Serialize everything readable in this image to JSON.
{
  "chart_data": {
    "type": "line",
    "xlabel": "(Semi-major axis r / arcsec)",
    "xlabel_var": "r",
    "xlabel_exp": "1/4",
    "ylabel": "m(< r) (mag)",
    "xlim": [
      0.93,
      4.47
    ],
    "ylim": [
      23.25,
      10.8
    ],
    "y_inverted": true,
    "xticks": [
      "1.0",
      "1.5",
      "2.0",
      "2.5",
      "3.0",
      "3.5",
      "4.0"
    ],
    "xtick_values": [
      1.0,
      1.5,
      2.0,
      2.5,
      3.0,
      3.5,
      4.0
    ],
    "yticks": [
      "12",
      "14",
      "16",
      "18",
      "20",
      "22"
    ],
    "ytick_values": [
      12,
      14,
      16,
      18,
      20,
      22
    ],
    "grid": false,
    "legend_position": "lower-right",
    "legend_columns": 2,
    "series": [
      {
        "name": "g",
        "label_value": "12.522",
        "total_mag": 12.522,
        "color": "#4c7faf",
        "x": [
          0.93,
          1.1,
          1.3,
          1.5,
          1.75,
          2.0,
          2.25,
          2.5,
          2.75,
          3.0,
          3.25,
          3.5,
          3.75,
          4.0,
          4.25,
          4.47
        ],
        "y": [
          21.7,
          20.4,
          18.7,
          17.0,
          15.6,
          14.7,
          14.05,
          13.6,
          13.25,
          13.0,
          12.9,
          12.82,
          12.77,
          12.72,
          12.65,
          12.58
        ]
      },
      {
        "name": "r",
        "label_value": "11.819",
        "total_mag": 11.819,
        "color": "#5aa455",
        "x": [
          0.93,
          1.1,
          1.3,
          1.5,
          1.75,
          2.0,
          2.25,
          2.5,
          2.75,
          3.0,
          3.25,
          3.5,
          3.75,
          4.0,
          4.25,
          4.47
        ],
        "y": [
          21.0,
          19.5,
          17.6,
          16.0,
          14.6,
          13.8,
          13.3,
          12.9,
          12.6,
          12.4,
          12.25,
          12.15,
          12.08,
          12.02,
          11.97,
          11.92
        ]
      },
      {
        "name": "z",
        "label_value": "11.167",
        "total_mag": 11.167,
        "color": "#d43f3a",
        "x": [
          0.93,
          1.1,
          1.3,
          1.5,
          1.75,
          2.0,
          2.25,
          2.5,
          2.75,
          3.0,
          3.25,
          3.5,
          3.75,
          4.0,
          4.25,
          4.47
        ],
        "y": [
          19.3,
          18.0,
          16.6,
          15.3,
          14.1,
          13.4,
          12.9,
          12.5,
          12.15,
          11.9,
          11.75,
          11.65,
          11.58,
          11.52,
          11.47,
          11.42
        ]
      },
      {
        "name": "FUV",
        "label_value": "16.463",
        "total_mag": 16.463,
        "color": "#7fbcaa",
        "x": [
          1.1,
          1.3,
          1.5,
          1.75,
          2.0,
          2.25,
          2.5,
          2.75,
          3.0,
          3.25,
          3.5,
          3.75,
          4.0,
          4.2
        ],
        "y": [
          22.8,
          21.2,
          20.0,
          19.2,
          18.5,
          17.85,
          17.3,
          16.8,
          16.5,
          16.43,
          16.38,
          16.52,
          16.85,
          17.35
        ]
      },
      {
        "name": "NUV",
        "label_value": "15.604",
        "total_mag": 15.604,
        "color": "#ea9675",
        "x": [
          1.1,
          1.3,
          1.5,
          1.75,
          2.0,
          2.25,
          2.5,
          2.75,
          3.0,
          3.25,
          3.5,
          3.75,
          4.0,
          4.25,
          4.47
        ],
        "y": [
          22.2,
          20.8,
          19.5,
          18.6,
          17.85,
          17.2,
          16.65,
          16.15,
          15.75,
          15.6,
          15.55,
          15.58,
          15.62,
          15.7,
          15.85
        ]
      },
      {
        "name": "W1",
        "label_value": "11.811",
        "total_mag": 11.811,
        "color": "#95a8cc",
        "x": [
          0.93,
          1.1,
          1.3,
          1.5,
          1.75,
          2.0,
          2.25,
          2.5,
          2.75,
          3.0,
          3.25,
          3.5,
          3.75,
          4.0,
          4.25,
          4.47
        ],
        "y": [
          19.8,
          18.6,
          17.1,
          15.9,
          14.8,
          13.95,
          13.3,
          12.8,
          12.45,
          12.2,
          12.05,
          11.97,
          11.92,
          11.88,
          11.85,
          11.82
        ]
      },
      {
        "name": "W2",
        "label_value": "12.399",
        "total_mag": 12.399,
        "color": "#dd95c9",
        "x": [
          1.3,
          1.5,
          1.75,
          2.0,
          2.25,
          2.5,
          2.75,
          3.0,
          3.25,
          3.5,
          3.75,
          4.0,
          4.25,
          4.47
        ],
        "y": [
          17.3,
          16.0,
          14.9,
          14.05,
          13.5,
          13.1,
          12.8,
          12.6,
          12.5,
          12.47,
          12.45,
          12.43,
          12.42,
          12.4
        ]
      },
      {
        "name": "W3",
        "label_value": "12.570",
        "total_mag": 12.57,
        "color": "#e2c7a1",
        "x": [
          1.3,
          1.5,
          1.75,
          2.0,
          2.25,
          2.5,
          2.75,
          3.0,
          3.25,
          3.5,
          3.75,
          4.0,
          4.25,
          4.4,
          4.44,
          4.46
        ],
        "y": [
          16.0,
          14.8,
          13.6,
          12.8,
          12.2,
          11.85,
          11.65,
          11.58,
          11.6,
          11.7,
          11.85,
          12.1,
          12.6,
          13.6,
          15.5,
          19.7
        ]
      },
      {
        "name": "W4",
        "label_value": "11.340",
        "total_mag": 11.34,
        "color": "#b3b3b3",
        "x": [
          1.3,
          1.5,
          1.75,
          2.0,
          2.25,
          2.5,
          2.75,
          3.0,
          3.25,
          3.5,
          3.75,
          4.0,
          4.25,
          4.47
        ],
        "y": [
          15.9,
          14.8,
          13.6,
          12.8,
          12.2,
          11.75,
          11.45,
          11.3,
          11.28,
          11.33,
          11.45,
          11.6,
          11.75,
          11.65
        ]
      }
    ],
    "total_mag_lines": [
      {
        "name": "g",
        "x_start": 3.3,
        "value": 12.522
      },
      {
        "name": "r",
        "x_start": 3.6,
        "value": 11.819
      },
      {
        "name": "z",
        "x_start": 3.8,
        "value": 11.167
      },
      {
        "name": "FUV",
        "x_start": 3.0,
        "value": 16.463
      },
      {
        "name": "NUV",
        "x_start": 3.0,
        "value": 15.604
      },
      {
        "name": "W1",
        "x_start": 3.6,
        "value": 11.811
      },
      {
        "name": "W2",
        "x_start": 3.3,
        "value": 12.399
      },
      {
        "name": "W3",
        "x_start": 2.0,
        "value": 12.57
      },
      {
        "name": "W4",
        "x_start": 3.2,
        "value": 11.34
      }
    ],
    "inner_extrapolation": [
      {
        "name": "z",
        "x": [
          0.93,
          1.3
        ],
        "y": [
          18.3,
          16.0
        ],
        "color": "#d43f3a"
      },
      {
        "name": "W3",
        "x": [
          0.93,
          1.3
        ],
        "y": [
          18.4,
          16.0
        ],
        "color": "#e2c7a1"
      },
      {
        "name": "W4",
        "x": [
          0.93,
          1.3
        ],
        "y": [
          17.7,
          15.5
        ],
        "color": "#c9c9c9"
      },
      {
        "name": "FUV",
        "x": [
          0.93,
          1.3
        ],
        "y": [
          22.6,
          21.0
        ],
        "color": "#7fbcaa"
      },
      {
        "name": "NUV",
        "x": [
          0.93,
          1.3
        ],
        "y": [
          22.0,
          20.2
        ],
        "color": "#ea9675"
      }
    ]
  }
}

● **What you need to do**
Copy the records above exactly.

● **Result of the task**
Serialize everything readable in this image to JSON.
{
  "chart_data": {
    "type": "line",
    "xlabel": "(Semi-major axis r / arcsec)",
    "xlabel_var": "r",
    "xlabel_exp": "1/4",
    "ylabel": "m(< r) (mag)",
    "xlim": [
      0.93,
      4.47
    ],
    "ylim": [
      23.25,
      10.8
    ],
    "y_inverted": true,
    "xticks": [
      "1.0",
      "1.5",
      "2.0",
      "2.5",
      "3.0",
      "3.5",
      "4.0"
    ],
    "xtick_values": [
      1.0,
      1.5,
      2.0,
      2.5,
      3.0,
      3.5,
      4.0
    ],
    "yticks": [
      "12",
      "14",
      "16",
      "18",
      "20",
      "22"
    ],
    "ytick_values": [
      12,
      14,
      16,
      18,
      20,
      22
    ],
    "grid": false,
    "legend_position": "lower-right",
    "legend_columns": 2,
    "series": [
      {
        "name": "g",
        "label_value": "12.522",
        "total_mag": 12.522,
        "color": "#4c7faf",
        "x": [
          0.93,
          1.1,
          1.3,
          1.5,
          1.75,
          2.0,
          2.25,
          2.5,
          2.75,
          3.0,
          3.25,
          3.5,
          3.75,
          4.0,
          4.25,
          4.47
        ],
        "y": [
          21.7,
          20.4,
          18.7,
          17.0,
          15.6,
          14.7,
          14.05,
          13.6,
          13.25,
          13.0,
          12.9,
          12.82,
          12.77,
          12.72,
          12.65,
          12.58
        ]
      },
      {
        "name": "r",
        "label_value": "11.819",
        "total_mag": 11.819,
        "color": "#5aa455",
        "x": [
          0.93,
          1.1,
          1.3,
          1.5,
          1.75,
          2.0,
          2.25,
          2.5,
          2.75,
          3.0,
          3.25,
          3.5,
          3.75,
          4.0,
          4.25,
          4.47
        ],
        "y": [
          21.0,
          19.5,
          17.6,
          16.0,
          14.6,
          13.8,
          13.3,
          12.9,
          12.6,
          12.4,
          12.25,
          12.15,
          12.08,
          12.02,
          11.97,
          11.92
        ]
      },
      {
        "name": "z",
        "label_value": "11.167",
        "total_mag": 11.167,
        "color": "#d43f3a",
        "x": [
          0.93,
          1.1,
          1.3,
          1.5,
          1.75,
          2.0,
          2.25,
          2.5,
          2.75,
          3.0,
          3.25,
          3.5,
          3.75,
          4.0,
          4.25,
          4.47
        ],
        "y": [
          19.3,
          18.0,
          16.6,
          15.3,
          14.1,
          13.4,
          12.9,
          12.5,
          12.15,
          11.9,
          11.75,
          11.65,
          11.58,
          11.52,
          11.47,
          11.42
        ]
      },
      {
        "name": "FUV",
        "label_value": "16.463",
        "total_mag": 16.463,
        "color": "#7fbcaa",
        "x": [
          1.1,
          1.3,
          1.5,
          1.75,
          2.0,
          2.25,
          2.5,
          2.75,
          3.0,
          3.25,
          3.5,
          3.75,
          4.0,
          4.2
        ],
        "y": [
          22.8,
          21.2,
          20.0,
          19.2,
          18.5,
          17.85,
          17.3,
          16.8,
          16.5,
          16.43,
          16.38,
          16.52,
          16.85,
          17.35
        ]
      },
      {
        "name": "NUV",
        "label_value": "15.604",
        "total_mag": 15.604,
        "color": "#ea9675",
        "x": [
          1.1,
          1.3,
          1.5,
          1.75,
          2.0,
          2.25,
          2.5,
          2.75,
          3.0,
          3.25,
          3.5,
          3.75,
          4.0,
          4.25,
          4.47
        ],
        "y": [
          22.2,
          20.8,
          19.5,
          18.6,
          17.85,
          17.2,
          16.65,
          16.15,
          15.75,
          15.6,
          15.55,
          15.58,
          15.62,
          15.7,
          15.85
        ]
      },
      {
        "name": "W1",
        "label_value": "11.811",
        "total_mag": 11.811,
        "color": "#95a8cc",
        "x": [
          0.93,
          1.1,
          1.3,
          1.5,
          1.75,
          2.0,
          2.25,
          2.5,
          2.75,
          3.0,
          3.25,
          3.5,
          3.75,
          4.0,
          4.25,
          4.47
        ],
        "y": [
          19.8,
          18.6,
          17.1,
          15.9,
          14.8,
          13.95,
          13.3,
          12.8,
          12.45,
          12.2,
          12.05,
          11.97,
          11.92,
          11.88,
          11.85,
          11.82
        ]
      },
      {
        "name": "W2",
        "label_value": "12.399",
        "total_mag": 12.399,
        "color": "#dd95c9",
        "x": [
          1.3,
          1.5,
          1.75,
          2.0,
          2.25,
          2.5,
          2.75,
          3.0,
          3.25,
          3.5,
          3.75,
          4.0,
          4.25,
          4.47
        ],
        "y": [
          17.3,
          16.0,
          14.9,
          14.05,
          13.5,
          13.1,
          12.8,
          12.6,
          12.5,
          12.47,
          12.45,
          12.43,
          12.42,
          12.4
        ]
      },
      {
        "name": "W3",
        "label_value": "12.570",
        "total_mag": 12.57,
        "color": "#e2c7a1",
        "x": [
          1.3,
          1.5,
          1.75,
          2.0,
          2.25,
          2.5,
          2.75,
          3.0,
          3.25,
          3.5,
          3.75,
          4.0,
          4.25,
          4.4,
          4.44,
          4.46
        ],
        "y": [
          16.0,
          14.8,
          13.6,
          12.8,
          12.2,
          11.85,
          11.65,
          11.58,
          11.6,
          11.7,
          11.85,
          12.1,
          12.6,
          13.6,
          15.5,
          19.7
        ]
      },
      {
        "name": "W4",
        "label_value": "11.340",
        "total_mag": 11.34,
        "color": "#b3b3b3",
        "x": [
          1.3,
          1.5,
          1.75,
          2.0,
          2.25,
          2.5,
          2.75,
          3.0,
          3.25,
          3.5,
          3.75,
          4.0,
          4.25,
          4.47
        ],
        "y": [
          15.9,
          14.8,
          13.6,
          12.8,
          12.2,
          11.75,
          11.45,
          11.3,
          11.28,
          11.33,
          11.45,
          11.6,
          11.75,
          11.65
        ]
      }
    ],
    "total_mag_lines": [
      {
        "name": "g",
        "x_start": 3.3,
        "value": 12.522
      },
      {
        "name": "r",
        "x_start": 3.6,
        "value": 11.819
      },
      {
        "name": "z",
        "x_start": 3.8,
        "value": 11.167
      },
      {
        "name": "FUV",
        "x_start": 3.0,
        "value": 16.463
      },
      {
        "name": "NUV",
        "x_start": 3.0,
        "value": 15.604
      },
      {
        "name": "W1",
        "x_start": 3.6,
        "value": 11.811
      },
      {
        "name": "W2",
        "x_start": 3.3,
        "value": 12.399
      },
      {
        "name": "W3",
        "x_start": 2.0,
        "value": 12.57
      },
      {
        "name": "W4",
        "x_start": 3.2,
        "value": 11.34
      }
    ],
    "inner_extrapolation": [
      {
        "name": "z",
        "x": [
          0.93,
          1.3
        ],
        "y": [
          18.3,
          16.0
        ],
        "color": "#d43f3a"
      },
      {
        "name": "W3",
        "x": [
          0.93,
          1.3
        ],
        "y": [
          18.4,
          16.0
        ],
        "color": "#e2c7a1"
      },
      {
        "name": "W4",
        "x": [
          0.93,
          1.3
        ],
        "y": [
          17.7,
          15.5
        ],
        "color": "#c9c9c9"
      },
      {
        "name": "FUV",
        "x": [
          0.93,
          1.3
        ],
        "y": [
          22.6,
          21.0
        ],
        "color": "#7fbcaa"
      },
      {
        "name": "NUV",
        "x": [
          0.93,
          1.3
        ],
        "y": [
          22.0,
          20.2
        ],
        "color": "#ea9675"
      }
    ]
  }
}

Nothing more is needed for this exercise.